-- START --
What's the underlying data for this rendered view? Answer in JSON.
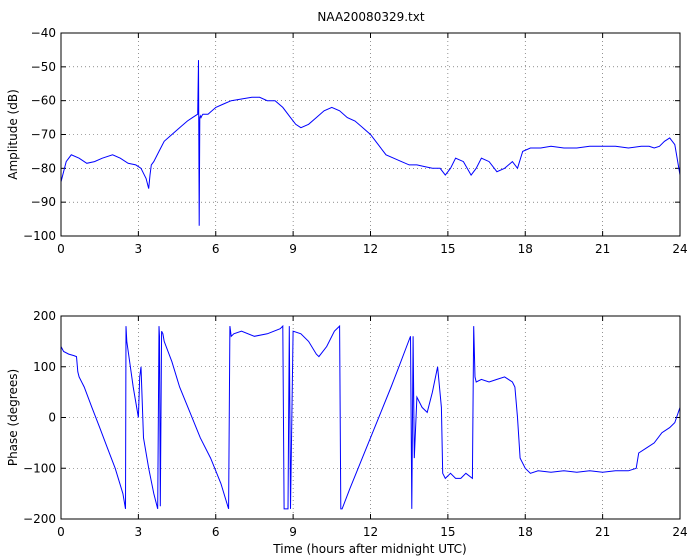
{
  "chart_data": [
    {
      "type": "line",
      "title": "NAA20080329.txt",
      "xlabel": "",
      "ylabel": "Amplitude (dB)",
      "xlim": [
        0,
        24
      ],
      "ylim": [
        -100,
        -40
      ],
      "xticks": [
        "0",
        "3",
        "6",
        "9",
        "12",
        "15",
        "18",
        "21",
        "24"
      ],
      "yticks": [
        "-100",
        "-90",
        "-80",
        "-70",
        "-60",
        "-50",
        "-40"
      ],
      "grid": true,
      "series": [
        {
          "color": "#0000ff",
          "x": [
            0,
            0.2,
            0.4,
            0.7,
            1.0,
            1.3,
            1.6,
            2.0,
            2.3,
            2.6,
            2.9,
            3.1,
            3.3,
            3.4,
            3.45,
            3.5,
            3.6,
            3.8,
            4.0,
            4.3,
            4.6,
            4.9,
            5.1,
            5.3,
            5.33,
            5.36,
            5.38,
            5.4,
            5.43,
            5.46,
            5.5,
            5.7,
            6.0,
            6.3,
            6.6,
            7.0,
            7.4,
            7.7,
            8.0,
            8.3,
            8.6,
            8.9,
            9.1,
            9.3,
            9.6,
            9.9,
            10.2,
            10.5,
            10.8,
            11.1,
            11.4,
            11.7,
            12.0,
            12.3,
            12.6,
            12.9,
            13.2,
            13.5,
            13.8,
            14.1,
            14.4,
            14.7,
            14.9,
            15.1,
            15.3,
            15.6,
            15.9,
            16.1,
            16.3,
            16.6,
            16.9,
            17.2,
            17.5,
            17.7,
            17.9,
            18.2,
            18.6,
            19.0,
            19.5,
            20.0,
            20.5,
            21.0,
            21.5,
            22.0,
            22.5,
            22.8,
            23.0,
            23.2,
            23.4,
            23.6,
            23.8,
            24.0
          ],
          "values": [
            -84,
            -78,
            -76,
            -77,
            -78.5,
            -78,
            -77,
            -76,
            -77,
            -78.5,
            -79,
            -80,
            -83,
            -86,
            -82,
            -79,
            -78,
            -75,
            -72,
            -70,
            -68,
            -66,
            -65,
            -64,
            -48,
            -97,
            -65,
            -64.5,
            -65,
            -64.5,
            -64,
            -64,
            -62,
            -61,
            -60,
            -59.5,
            -59,
            -59,
            -60,
            -60,
            -62,
            -65,
            -67,
            -68,
            -67,
            -65,
            -63,
            -62,
            -63,
            -65,
            -66,
            -68,
            -70,
            -73,
            -76,
            -77,
            -78,
            -79,
            -79,
            -79.5,
            -80,
            -80,
            -82,
            -80,
            -77,
            -78,
            -82,
            -80,
            -77,
            -78,
            -81,
            -80,
            -78,
            -80,
            -75,
            -74,
            -74,
            -73.5,
            -74,
            -74,
            -73.5,
            -73.5,
            -73.5,
            -74,
            -73.5,
            -73.5,
            -74,
            -73.5,
            -72,
            -71,
            -73,
            -82
          ]
        }
      ]
    },
    {
      "type": "line",
      "title": "",
      "xlabel": "Time (hours after midnight UTC)",
      "ylabel": "Phase (degrees)",
      "xlim": [
        0,
        24
      ],
      "ylim": [
        -200,
        200
      ],
      "xticks": [
        "0",
        "3",
        "6",
        "9",
        "12",
        "15",
        "18",
        "21",
        "24"
      ],
      "yticks": [
        "-200",
        "-100",
        "0",
        "100",
        "200"
      ],
      "grid": true,
      "series": [
        {
          "color": "#0000ff",
          "x": [
            0,
            0.1,
            0.3,
            0.5,
            0.6,
            0.65,
            0.7,
            0.9,
            1.2,
            1.5,
            1.8,
            2.1,
            2.4,
            2.5,
            2.52,
            2.55,
            2.8,
            3.0,
            3.05,
            3.1,
            3.2,
            3.4,
            3.6,
            3.75,
            3.8,
            3.82,
            3.85,
            3.9,
            3.95,
            4.0,
            4.3,
            4.6,
            5.0,
            5.4,
            5.8,
            6.2,
            6.5,
            6.55,
            6.6,
            6.7,
            7.0,
            7.5,
            8.0,
            8.5,
            8.6,
            8.65,
            8.8,
            8.85,
            8.9,
            9.0,
            9.3,
            9.6,
            9.9,
            10.0,
            10.3,
            10.6,
            10.8,
            10.85,
            10.9,
            11.2,
            11.6,
            12.0,
            12.4,
            12.8,
            13.1,
            13.4,
            13.55,
            13.6,
            13.65,
            13.7,
            13.8,
            14.0,
            14.2,
            14.4,
            14.6,
            14.75,
            14.8,
            14.9,
            15.1,
            15.3,
            15.5,
            15.7,
            15.95,
            16.0,
            16.05,
            16.1,
            16.3,
            16.6,
            16.9,
            17.2,
            17.5,
            17.6,
            17.7,
            17.75,
            17.8,
            18.0,
            18.2,
            18.5,
            19.0,
            19.5,
            20.0,
            20.5,
            21.0,
            21.5,
            22.0,
            22.3,
            22.4,
            22.7,
            23.0,
            23.3,
            23.6,
            23.8,
            24.0
          ],
          "values": [
            140,
            130,
            125,
            122,
            120,
            90,
            80,
            60,
            20,
            -20,
            -60,
            -100,
            -150,
            -180,
            180,
            150,
            60,
            0,
            80,
            100,
            -40,
            -100,
            -150,
            -180,
            180,
            160,
            -175,
            170,
            165,
            150,
            110,
            60,
            10,
            -40,
            -80,
            -130,
            -180,
            180,
            160,
            165,
            170,
            160,
            165,
            175,
            180,
            -180,
            -180,
            180,
            -180,
            170,
            165,
            150,
            125,
            120,
            140,
            170,
            180,
            -180,
            -180,
            -140,
            -90,
            -40,
            10,
            60,
            100,
            140,
            160,
            -180,
            160,
            -80,
            40,
            20,
            10,
            50,
            100,
            20,
            -110,
            -120,
            -110,
            -120,
            -120,
            -110,
            -120,
            180,
            80,
            70,
            75,
            70,
            75,
            80,
            70,
            60,
            0,
            -40,
            -80,
            -100,
            -110,
            -105,
            -108,
            -105,
            -108,
            -105,
            -108,
            -105,
            -105,
            -100,
            -70,
            -60,
            -50,
            -30,
            -20,
            -10,
            20
          ]
        }
      ]
    }
  ]
}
-- END --
## Brief
Track down all lines above with the string "ylabel" and copy them.

## Result of the exercise
      "ylabel": "Amplitude (dB)",
      "ylabel": "Phase (degrees)",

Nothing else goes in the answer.